[START]

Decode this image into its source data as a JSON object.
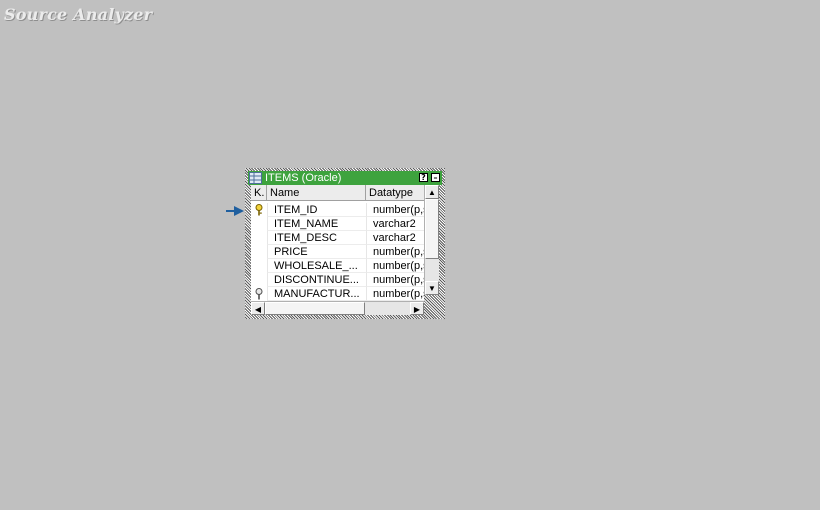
{
  "workspace": {
    "title": "Source Analyzer"
  },
  "source_window": {
    "title": "ITEMS (Oracle)",
    "help_label": "?",
    "minimize_label": "–",
    "columns": {
      "key": "K.",
      "name": "Name",
      "datatype": "Datatype"
    },
    "rows": [
      {
        "key": "primary-key",
        "name": "ITEM_ID",
        "datatype": "number(p,s"
      },
      {
        "key": "",
        "name": "ITEM_NAME",
        "datatype": "varchar2"
      },
      {
        "key": "",
        "name": "ITEM_DESC",
        "datatype": "varchar2"
      },
      {
        "key": "",
        "name": "PRICE",
        "datatype": "number(p,s"
      },
      {
        "key": "",
        "name": "WHOLESALE_...",
        "datatype": "number(p,s"
      },
      {
        "key": "",
        "name": "DISCONTINUE...",
        "datatype": "number(p,s"
      },
      {
        "key": "foreign-key",
        "name": "MANUFACTUR...",
        "datatype": "number(p,s"
      }
    ],
    "scroll": {
      "up": "▲",
      "down": "▼",
      "left": "◀",
      "right": "▶"
    }
  },
  "colors": {
    "titlebar": "#3ea33e",
    "workspace": "#c0c0c0",
    "link_arrow": "#1f5f9f"
  }
}
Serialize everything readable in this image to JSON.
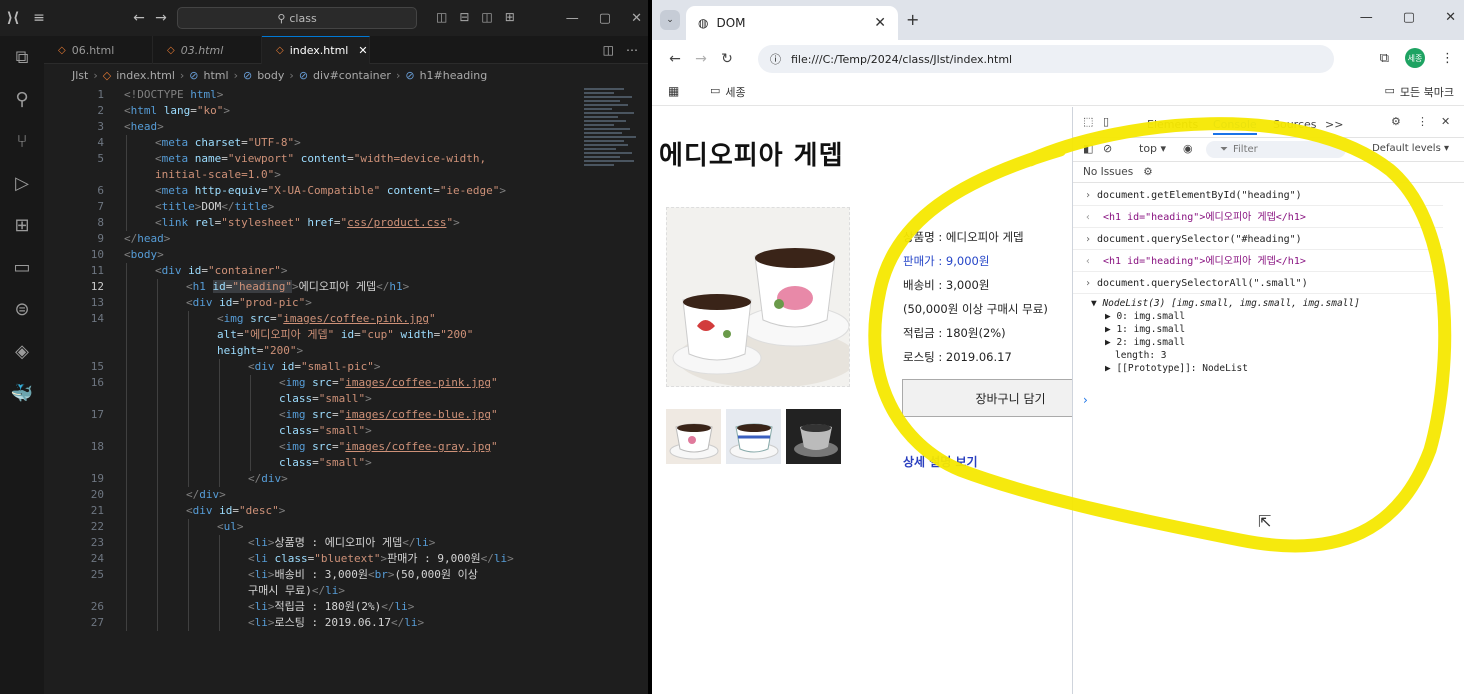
{
  "vscode": {
    "command_center": "class",
    "tabs": [
      {
        "label": "06.html",
        "active": false,
        "italic": false
      },
      {
        "label": "03.html",
        "active": false,
        "italic": true
      },
      {
        "label": "index.html",
        "active": true,
        "italic": false
      }
    ],
    "breadcrumb": [
      "Jlst",
      "index.html",
      "html",
      "body",
      "div#container",
      "h1#heading"
    ],
    "current_line": 12,
    "lines": [
      {
        "n": "1",
        "indent": 0,
        "html": "<span class='tk-p'>&lt;!DOCTYPE </span><span class='tk-tag'>html</span><span class='tk-p'>&gt;</span>"
      },
      {
        "n": "2",
        "indent": 0,
        "html": "<span class='tk-p'>&lt;</span><span class='tk-tag'>html</span> <span class='tk-attr'>lang</span>=<span class='tk-str'>\"ko\"</span><span class='tk-p'>&gt;</span>"
      },
      {
        "n": "3",
        "indent": 0,
        "html": "<span class='tk-p'>&lt;</span><span class='tk-tag'>head</span><span class='tk-p'>&gt;</span>"
      },
      {
        "n": "4",
        "indent": 1,
        "html": "<span class='tk-p'>&lt;</span><span class='tk-tag'>meta</span> <span class='tk-attr'>charset</span>=<span class='tk-str'>\"UTF-8\"</span><span class='tk-p'>&gt;</span>"
      },
      {
        "n": "5",
        "indent": 1,
        "html": "<span class='tk-p'>&lt;</span><span class='tk-tag'>meta</span> <span class='tk-attr'>name</span>=<span class='tk-str'>\"viewport\"</span> <span class='tk-attr'>content</span>=<span class='tk-str'>\"width=device-width,</span>"
      },
      {
        "n": "",
        "indent": 1,
        "html": "<span class='tk-str'>initial-scale=1.0\"</span><span class='tk-p'>&gt;</span>"
      },
      {
        "n": "6",
        "indent": 1,
        "html": "<span class='tk-p'>&lt;</span><span class='tk-tag'>meta</span> <span class='tk-attr'>http-equiv</span>=<span class='tk-str'>\"X-UA-Compatible\"</span> <span class='tk-attr'>content</span>=<span class='tk-str'>\"ie-edge\"</span><span class='tk-p'>&gt;</span>"
      },
      {
        "n": "7",
        "indent": 1,
        "html": "<span class='tk-p'>&lt;</span><span class='tk-tag'>title</span><span class='tk-p'>&gt;</span><span class='tk-txt'>DOM</span><span class='tk-p'>&lt;/</span><span class='tk-tag'>title</span><span class='tk-p'>&gt;</span>"
      },
      {
        "n": "8",
        "indent": 1,
        "html": "<span class='tk-p'>&lt;</span><span class='tk-tag'>link</span> <span class='tk-attr'>rel</span>=<span class='tk-str'>\"stylesheet\"</span> <span class='tk-attr'>href</span>=<span class='tk-str'>\"</span><span class='tk-link'>css/product.css</span><span class='tk-str'>\"</span><span class='tk-p'>&gt;</span>"
      },
      {
        "n": "9",
        "indent": 0,
        "html": "<span class='tk-p'>&lt;/</span><span class='tk-tag'>head</span><span class='tk-p'>&gt;</span>"
      },
      {
        "n": "10",
        "indent": 0,
        "html": "<span class='tk-p'>&lt;</span><span class='tk-tag'>body</span><span class='tk-p'>&gt;</span>"
      },
      {
        "n": "11",
        "indent": 1,
        "html": "<span class='tk-p'>&lt;</span><span class='tk-tag'>div</span> <span class='tk-attr'>id</span>=<span class='tk-str'>\"container\"</span><span class='tk-p'>&gt;</span>"
      },
      {
        "n": "12",
        "indent": 2,
        "html": "<span class='tk-p'>&lt;</span><span class='tk-tag'>h1</span> <span class='tk-hl'><span class='tk-attr'>id</span>=<span class='tk-str'>\"heading\"</span></span><span class='tk-p'>&gt;</span><span class='tk-txt'>에디오피아 게뎁</span><span class='tk-p'>&lt;/</span><span class='tk-tag'>h1</span><span class='tk-p'>&gt;</span>"
      },
      {
        "n": "13",
        "indent": 2,
        "html": "<span class='tk-p'>&lt;</span><span class='tk-tag'>div</span> <span class='tk-attr'>id</span>=<span class='tk-str'>\"prod-pic\"</span><span class='tk-p'>&gt;</span>"
      },
      {
        "n": "14",
        "indent": 3,
        "html": "<span class='tk-p'>&lt;</span><span class='tk-tag'>img</span> <span class='tk-attr'>src</span>=<span class='tk-str'>\"</span><span class='tk-link'>images/coffee-pink.jpg</span><span class='tk-str'>\"</span>"
      },
      {
        "n": "",
        "indent": 3,
        "html": "<span class='tk-attr'>alt</span>=<span class='tk-str'>\"에디오피아 게뎁\"</span> <span class='tk-attr'>id</span>=<span class='tk-str'>\"cup\"</span> <span class='tk-attr'>width</span>=<span class='tk-str'>\"200\"</span>"
      },
      {
        "n": "",
        "indent": 3,
        "html": "<span class='tk-attr'>height</span>=<span class='tk-str'>\"200\"</span><span class='tk-p'>&gt;</span>"
      },
      {
        "n": "15",
        "indent": 4,
        "html": "<span class='tk-p'>&lt;</span><span class='tk-tag'>div</span> <span class='tk-attr'>id</span>=<span class='tk-str'>\"small-pic\"</span><span class='tk-p'>&gt;</span>"
      },
      {
        "n": "16",
        "indent": 5,
        "html": "<span class='tk-p'>&lt;</span><span class='tk-tag'>img</span> <span class='tk-attr'>src</span>=<span class='tk-str'>\"</span><span class='tk-link'>images/coffee-pink.jpg</span><span class='tk-str'>\"</span>"
      },
      {
        "n": "",
        "indent": 5,
        "html": "<span class='tk-attr'>class</span>=<span class='tk-str'>\"small\"</span><span class='tk-p'>&gt;</span>"
      },
      {
        "n": "17",
        "indent": 5,
        "html": "<span class='tk-p'>&lt;</span><span class='tk-tag'>img</span> <span class='tk-attr'>src</span>=<span class='tk-str'>\"</span><span class='tk-link'>images/coffee-blue.jpg</span><span class='tk-str'>\"</span>"
      },
      {
        "n": "",
        "indent": 5,
        "html": "<span class='tk-attr'>class</span>=<span class='tk-str'>\"small\"</span><span class='tk-p'>&gt;</span>"
      },
      {
        "n": "18",
        "indent": 5,
        "html": "<span class='tk-p'>&lt;</span><span class='tk-tag'>img</span> <span class='tk-attr'>src</span>=<span class='tk-str'>\"</span><span class='tk-link'>images/coffee-gray.jpg</span><span class='tk-str'>\"</span>"
      },
      {
        "n": "",
        "indent": 5,
        "html": "<span class='tk-attr'>class</span>=<span class='tk-str'>\"small\"</span><span class='tk-p'>&gt;</span>"
      },
      {
        "n": "19",
        "indent": 4,
        "html": "<span class='tk-p'>&lt;/</span><span class='tk-tag'>div</span><span class='tk-p'>&gt;</span>"
      },
      {
        "n": "20",
        "indent": 2,
        "html": "<span class='tk-p'>&lt;/</span><span class='tk-tag'>div</span><span class='tk-p'>&gt;</span>"
      },
      {
        "n": "21",
        "indent": 2,
        "html": "<span class='tk-p'>&lt;</span><span class='tk-tag'>div</span> <span class='tk-attr'>id</span>=<span class='tk-str'>\"desc\"</span><span class='tk-p'>&gt;</span>"
      },
      {
        "n": "22",
        "indent": 3,
        "html": "<span class='tk-p'>&lt;</span><span class='tk-tag'>ul</span><span class='tk-p'>&gt;</span>"
      },
      {
        "n": "23",
        "indent": 4,
        "html": "<span class='tk-p'>&lt;</span><span class='tk-tag'>li</span><span class='tk-p'>&gt;</span><span class='tk-txt'>상품명 : 에디오피아 게뎁</span><span class='tk-p'>&lt;/</span><span class='tk-tag'>li</span><span class='tk-p'>&gt;</span>"
      },
      {
        "n": "24",
        "indent": 4,
        "html": "<span class='tk-p'>&lt;</span><span class='tk-tag'>li</span> <span class='tk-attr'>class</span>=<span class='tk-str'>\"bluetext\"</span><span class='tk-p'>&gt;</span><span class='tk-txt'>판매가 : 9,000원</span><span class='tk-p'>&lt;/</span><span class='tk-tag'>li</span><span class='tk-p'>&gt;</span>"
      },
      {
        "n": "25",
        "indent": 4,
        "html": "<span class='tk-p'>&lt;</span><span class='tk-tag'>li</span><span class='tk-p'>&gt;</span><span class='tk-txt'>배송비 : 3,000원</span><span class='tk-p'>&lt;</span><span class='tk-tag'>br</span><span class='tk-p'>&gt;</span><span class='tk-txt'>(50,000원 이상</span>"
      },
      {
        "n": "",
        "indent": 4,
        "html": "<span class='tk-txt'>구매시 무료)</span><span class='tk-p'>&lt;/</span><span class='tk-tag'>li</span><span class='tk-p'>&gt;</span>"
      },
      {
        "n": "26",
        "indent": 4,
        "html": "<span class='tk-p'>&lt;</span><span class='tk-tag'>li</span><span class='tk-p'>&gt;</span><span class='tk-txt'>적립금 : 180원(2%)</span><span class='tk-p'>&lt;/</span><span class='tk-tag'>li</span><span class='tk-p'>&gt;</span>"
      },
      {
        "n": "27",
        "indent": 4,
        "html": "<span class='tk-p'>&lt;</span><span class='tk-tag'>li</span><span class='tk-p'>&gt;</span><span class='tk-txt'>로스팅 : 2019.06.17</span><span class='tk-p'>&lt;/</span><span class='tk-tag'>li</span><span class='tk-p'>&gt;</span>"
      }
    ]
  },
  "browser": {
    "tab_title": "DOM",
    "url": "file:///C:/Temp/2024/class/Jlst/index.html",
    "profile_initial": "세종",
    "bookmark_folder": "세종",
    "all_bookmarks": "모든 북마크",
    "page": {
      "heading": "에디오피아 게뎁",
      "desc": {
        "name": "상품명 : 에디오피아 게뎁",
        "price": "판매가 : 9,000원",
        "shipping": "배송비 : 3,000원",
        "shipping_note": "(50,000원 이상 구매시 무료)",
        "points": "적립금 : 180원(2%)",
        "roasting": "로스팅 : 2019.06.17"
      },
      "cart_button": "장바구니 담기",
      "detail_link": "상세 설명 보기"
    },
    "devtools": {
      "tabs": [
        "Elements",
        "Console",
        "Sources"
      ],
      "active_tab": "Console",
      "more_tabs": ">>",
      "context": "top ▾",
      "filter_placeholder": "Filter",
      "levels": "Default levels ▾",
      "issues": "No Issues",
      "console": [
        {
          "kind": "in",
          "text": "document.getElementById(\"heading\")"
        },
        {
          "kind": "out",
          "text": "<h1 id=\"heading\">에디오피아 게뎁</h1>"
        },
        {
          "kind": "in",
          "text": "document.querySelector(\"#heading\")"
        },
        {
          "kind": "out",
          "text": "<h1 id=\"heading\">에디오피아 게뎁</h1>"
        },
        {
          "kind": "in",
          "text": "document.querySelectorAll(\".small\")"
        }
      ],
      "nodelist_header": "▼ NodeList(3) [img.small, img.small, img.small]",
      "nodelist_items": [
        "▶ 0: img.small",
        "▶ 1: img.small",
        "▶ 2: img.small",
        "length: 3",
        "▶ [[Prototype]]: NodeList"
      ],
      "prompt": "›"
    }
  },
  "colors": {
    "annotation": "#f5e800",
    "accent": "#0078d4",
    "blue_text": "#2545c8"
  }
}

[END]

What to work on
Identify how many lines in the entries above contain the word "document" and provide only that figure.

Solution below
3